What is required: All of the material below is to be restated word for word, apart from the pictures.
───── Listed records
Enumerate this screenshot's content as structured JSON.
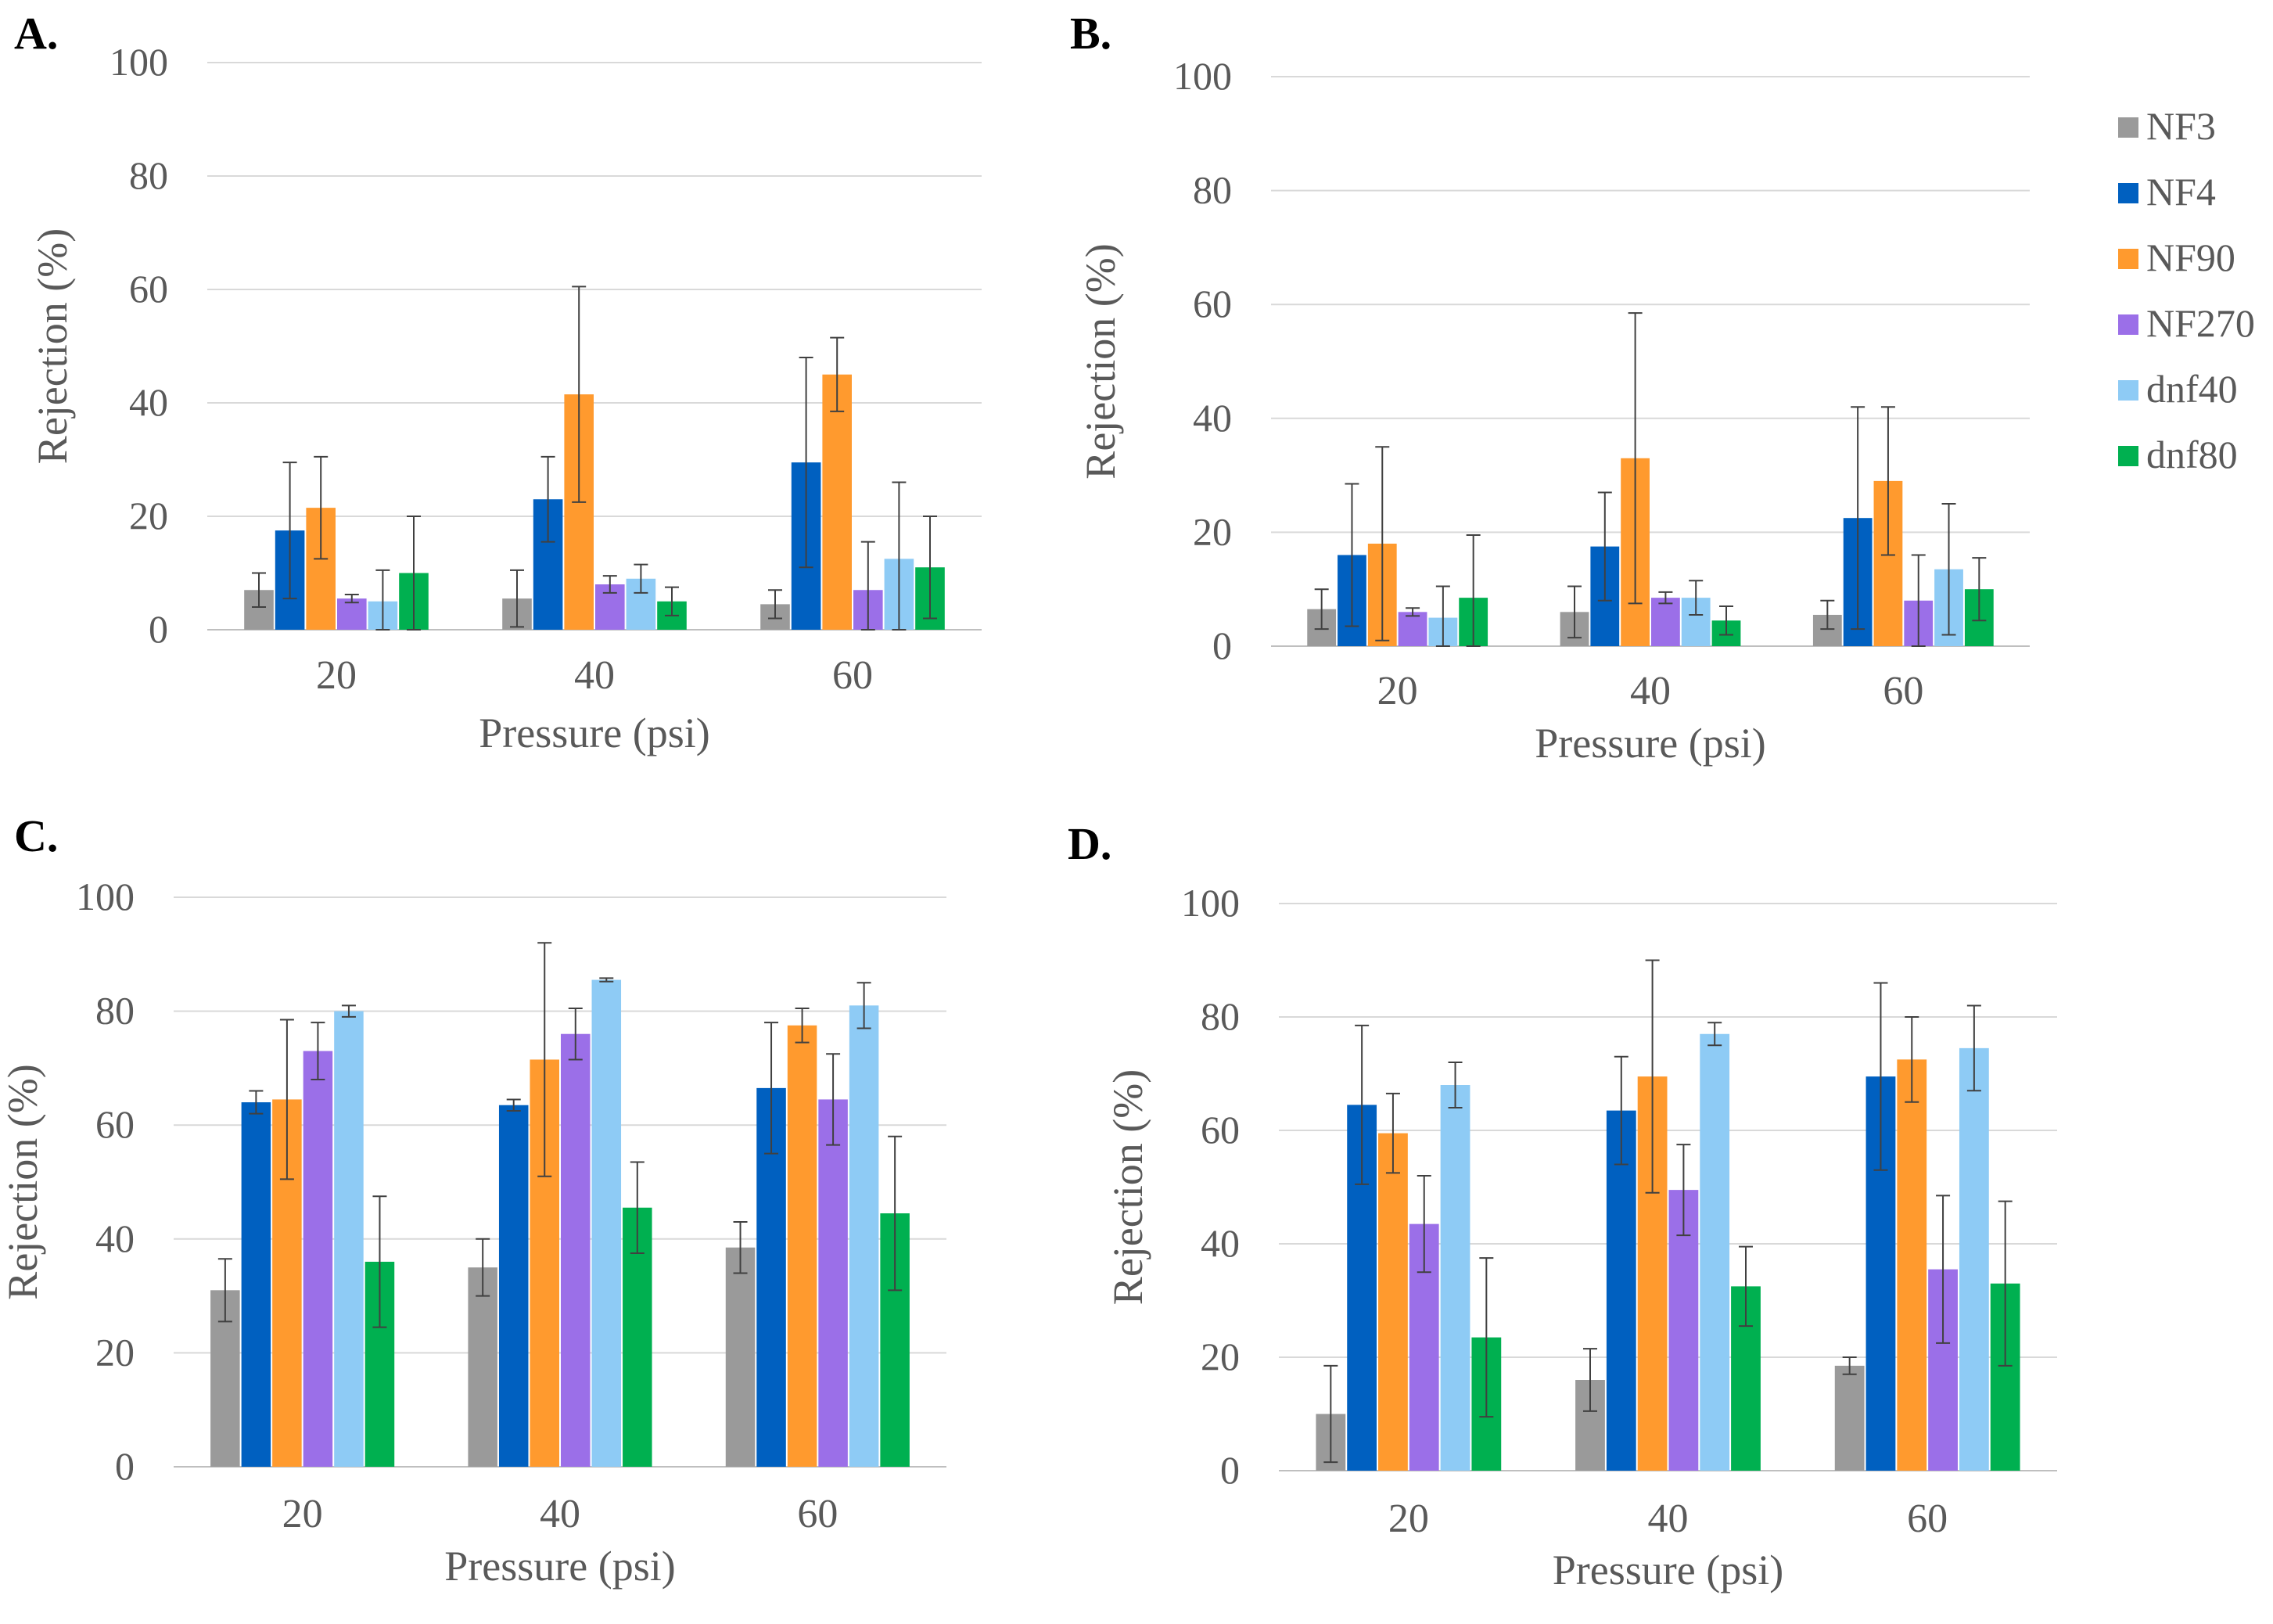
{
  "figure": {
    "series_names": [
      "NF3",
      "NF4",
      "NF90",
      "NF270",
      "dnf40",
      "dnf80"
    ],
    "series_colors": [
      "#9a9a9a",
      "#0060c0",
      "#ff9a2e",
      "#9b6fe8",
      "#8ecbf5",
      "#00b050"
    ],
    "legend_panel": "B"
  },
  "chart_data": [
    {
      "panel_label": "A.",
      "type": "bar",
      "categories": [
        "20",
        "40",
        "60"
      ],
      "xlabel": "Pressure (psi)",
      "ylabel": "Rejection (%)",
      "ylim": [
        0,
        100
      ],
      "yticks": [
        0,
        20,
        40,
        60,
        80,
        100
      ],
      "grid": true,
      "series": [
        {
          "name": "NF3",
          "values": [
            7,
            5.5,
            4.5
          ],
          "errors": [
            3,
            5,
            2.5
          ]
        },
        {
          "name": "NF4",
          "values": [
            17.5,
            23,
            29.5
          ],
          "errors": [
            12,
            7.5,
            18.5
          ]
        },
        {
          "name": "NF90",
          "values": [
            21.5,
            41.5,
            45
          ],
          "errors": [
            9,
            19,
            6.5
          ]
        },
        {
          "name": "NF270",
          "values": [
            5.5,
            8,
            7
          ],
          "errors": [
            0.7,
            1.5,
            8.5
          ]
        },
        {
          "name": "dnf40",
          "values": [
            5,
            9,
            12.5
          ],
          "errors": [
            5.5,
            2.5,
            13.5
          ]
        },
        {
          "name": "dnf80",
          "values": [
            10,
            5,
            11
          ],
          "errors": [
            10,
            2.5,
            9
          ]
        }
      ]
    },
    {
      "panel_label": "B.",
      "type": "bar",
      "categories": [
        "20",
        "40",
        "60"
      ],
      "xlabel": "Pressure (psi)",
      "ylabel": "Rejection (%)",
      "ylim": [
        0,
        100
      ],
      "yticks": [
        0,
        20,
        40,
        60,
        80,
        100
      ],
      "grid": true,
      "series": [
        {
          "name": "NF3",
          "values": [
            6.5,
            6,
            5.5
          ],
          "errors": [
            3.5,
            4.5,
            2.5
          ]
        },
        {
          "name": "NF4",
          "values": [
            16,
            17.5,
            22.5
          ],
          "errors": [
            12.5,
            9.5,
            19.5
          ]
        },
        {
          "name": "NF90",
          "values": [
            18,
            33,
            29
          ],
          "errors": [
            17,
            25.5,
            13
          ]
        },
        {
          "name": "NF270",
          "values": [
            6,
            8.5,
            8
          ],
          "errors": [
            0.7,
            1,
            8
          ]
        },
        {
          "name": "dnf40",
          "values": [
            5,
            8.5,
            13.5
          ],
          "errors": [
            5.5,
            3,
            11.5
          ]
        },
        {
          "name": "dnf80",
          "values": [
            8.5,
            4.5,
            10
          ],
          "errors": [
            11,
            2.5,
            5.5
          ]
        }
      ]
    },
    {
      "panel_label": "C.",
      "type": "bar",
      "categories": [
        "20",
        "40",
        "60"
      ],
      "xlabel": "Pressure (psi)",
      "ylabel": "Rejection (%)",
      "ylim": [
        0,
        100
      ],
      "yticks": [
        0,
        20,
        40,
        60,
        80,
        100
      ],
      "grid": true,
      "series": [
        {
          "name": "NF3",
          "values": [
            31,
            35,
            38.5
          ],
          "errors": [
            5.5,
            5,
            4.5
          ]
        },
        {
          "name": "NF4",
          "values": [
            64,
            63.5,
            66.5
          ],
          "errors": [
            2,
            1,
            11.5
          ]
        },
        {
          "name": "NF90",
          "values": [
            64.5,
            71.5,
            77.5
          ],
          "errors": [
            14,
            20.5,
            3
          ]
        },
        {
          "name": "NF270",
          "values": [
            73,
            76,
            64.5
          ],
          "errors": [
            5,
            4.5,
            8
          ]
        },
        {
          "name": "dnf40",
          "values": [
            80,
            85.5,
            81
          ],
          "errors": [
            1,
            0.3,
            4
          ]
        },
        {
          "name": "dnf80",
          "values": [
            36,
            45.5,
            44.5
          ],
          "errors": [
            11.5,
            8,
            13.5
          ]
        }
      ]
    },
    {
      "panel_label": "D.",
      "type": "bar",
      "categories": [
        "20",
        "40",
        "60"
      ],
      "xlabel": "Pressure (psi)",
      "ylabel": "Rejection (%)",
      "ylim": [
        0,
        100
      ],
      "yticks": [
        0,
        20,
        40,
        60,
        80,
        100
      ],
      "grid": true,
      "series": [
        {
          "name": "NF3",
          "values": [
            10,
            16,
            18.5
          ],
          "errors": [
            8.5,
            5.5,
            1.5
          ]
        },
        {
          "name": "NF4",
          "values": [
            64.5,
            63.5,
            69.5
          ],
          "errors": [
            14,
            9.5,
            16.5
          ]
        },
        {
          "name": "NF90",
          "values": [
            59.5,
            69.5,
            72.5
          ],
          "errors": [
            7,
            20.5,
            7.5
          ]
        },
        {
          "name": "NF270",
          "values": [
            43.5,
            49.5,
            35.5
          ],
          "errors": [
            8.5,
            8,
            13
          ]
        },
        {
          "name": "dnf40",
          "values": [
            68,
            77,
            74.5
          ],
          "errors": [
            4,
            2,
            7.5
          ]
        },
        {
          "name": "dnf80",
          "values": [
            23.5,
            32.5,
            33
          ],
          "errors": [
            14,
            7,
            14.5
          ]
        }
      ]
    }
  ]
}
──────────
Response to this task:
Enumerate this screenshot's content as structured JSON.
{
  "figure": {
    "series_names": [
      "NF3",
      "NF4",
      "NF90",
      "NF270",
      "dnf40",
      "dnf80"
    ],
    "series_colors": [
      "#9a9a9a",
      "#0060c0",
      "#ff9a2e",
      "#9b6fe8",
      "#8ecbf5",
      "#00b050"
    ],
    "legend_panel": "B"
  },
  "chart_data": [
    {
      "panel_label": "A.",
      "type": "bar",
      "categories": [
        "20",
        "40",
        "60"
      ],
      "xlabel": "Pressure (psi)",
      "ylabel": "Rejection (%)",
      "ylim": [
        0,
        100
      ],
      "yticks": [
        0,
        20,
        40,
        60,
        80,
        100
      ],
      "grid": true,
      "series": [
        {
          "name": "NF3",
          "values": [
            7,
            5.5,
            4.5
          ],
          "errors": [
            3,
            5,
            2.5
          ]
        },
        {
          "name": "NF4",
          "values": [
            17.5,
            23,
            29.5
          ],
          "errors": [
            12,
            7.5,
            18.5
          ]
        },
        {
          "name": "NF90",
          "values": [
            21.5,
            41.5,
            45
          ],
          "errors": [
            9,
            19,
            6.5
          ]
        },
        {
          "name": "NF270",
          "values": [
            5.5,
            8,
            7
          ],
          "errors": [
            0.7,
            1.5,
            8.5
          ]
        },
        {
          "name": "dnf40",
          "values": [
            5,
            9,
            12.5
          ],
          "errors": [
            5.5,
            2.5,
            13.5
          ]
        },
        {
          "name": "dnf80",
          "values": [
            10,
            5,
            11
          ],
          "errors": [
            10,
            2.5,
            9
          ]
        }
      ]
    },
    {
      "panel_label": "B.",
      "type": "bar",
      "categories": [
        "20",
        "40",
        "60"
      ],
      "xlabel": "Pressure (psi)",
      "ylabel": "Rejection (%)",
      "ylim": [
        0,
        100
      ],
      "yticks": [
        0,
        20,
        40,
        60,
        80,
        100
      ],
      "grid": true,
      "series": [
        {
          "name": "NF3",
          "values": [
            6.5,
            6,
            5.5
          ],
          "errors": [
            3.5,
            4.5,
            2.5
          ]
        },
        {
          "name": "NF4",
          "values": [
            16,
            17.5,
            22.5
          ],
          "errors": [
            12.5,
            9.5,
            19.5
          ]
        },
        {
          "name": "NF90",
          "values": [
            18,
            33,
            29
          ],
          "errors": [
            17,
            25.5,
            13
          ]
        },
        {
          "name": "NF270",
          "values": [
            6,
            8.5,
            8
          ],
          "errors": [
            0.7,
            1,
            8
          ]
        },
        {
          "name": "dnf40",
          "values": [
            5,
            8.5,
            13.5
          ],
          "errors": [
            5.5,
            3,
            11.5
          ]
        },
        {
          "name": "dnf80",
          "values": [
            8.5,
            4.5,
            10
          ],
          "errors": [
            11,
            2.5,
            5.5
          ]
        }
      ]
    },
    {
      "panel_label": "C.",
      "type": "bar",
      "categories": [
        "20",
        "40",
        "60"
      ],
      "xlabel": "Pressure (psi)",
      "ylabel": "Rejection (%)",
      "ylim": [
        0,
        100
      ],
      "yticks": [
        0,
        20,
        40,
        60,
        80,
        100
      ],
      "grid": true,
      "series": [
        {
          "name": "NF3",
          "values": [
            31,
            35,
            38.5
          ],
          "errors": [
            5.5,
            5,
            4.5
          ]
        },
        {
          "name": "NF4",
          "values": [
            64,
            63.5,
            66.5
          ],
          "errors": [
            2,
            1,
            11.5
          ]
        },
        {
          "name": "NF90",
          "values": [
            64.5,
            71.5,
            77.5
          ],
          "errors": [
            14,
            20.5,
            3
          ]
        },
        {
          "name": "NF270",
          "values": [
            73,
            76,
            64.5
          ],
          "errors": [
            5,
            4.5,
            8
          ]
        },
        {
          "name": "dnf40",
          "values": [
            80,
            85.5,
            81
          ],
          "errors": [
            1,
            0.3,
            4
          ]
        },
        {
          "name": "dnf80",
          "values": [
            36,
            45.5,
            44.5
          ],
          "errors": [
            11.5,
            8,
            13.5
          ]
        }
      ]
    },
    {
      "panel_label": "D.",
      "type": "bar",
      "categories": [
        "20",
        "40",
        "60"
      ],
      "xlabel": "Pressure (psi)",
      "ylabel": "Rejection (%)",
      "ylim": [
        0,
        100
      ],
      "yticks": [
        0,
        20,
        40,
        60,
        80,
        100
      ],
      "grid": true,
      "series": [
        {
          "name": "NF3",
          "values": [
            10,
            16,
            18.5
          ],
          "errors": [
            8.5,
            5.5,
            1.5
          ]
        },
        {
          "name": "NF4",
          "values": [
            64.5,
            63.5,
            69.5
          ],
          "errors": [
            14,
            9.5,
            16.5
          ]
        },
        {
          "name": "NF90",
          "values": [
            59.5,
            69.5,
            72.5
          ],
          "errors": [
            7,
            20.5,
            7.5
          ]
        },
        {
          "name": "NF270",
          "values": [
            43.5,
            49.5,
            35.5
          ],
          "errors": [
            8.5,
            8,
            13
          ]
        },
        {
          "name": "dnf40",
          "values": [
            68,
            77,
            74.5
          ],
          "errors": [
            4,
            2,
            7.5
          ]
        },
        {
          "name": "dnf80",
          "values": [
            23.5,
            32.5,
            33
          ],
          "errors": [
            14,
            7,
            14.5
          ]
        }
      ]
    }
  ]
}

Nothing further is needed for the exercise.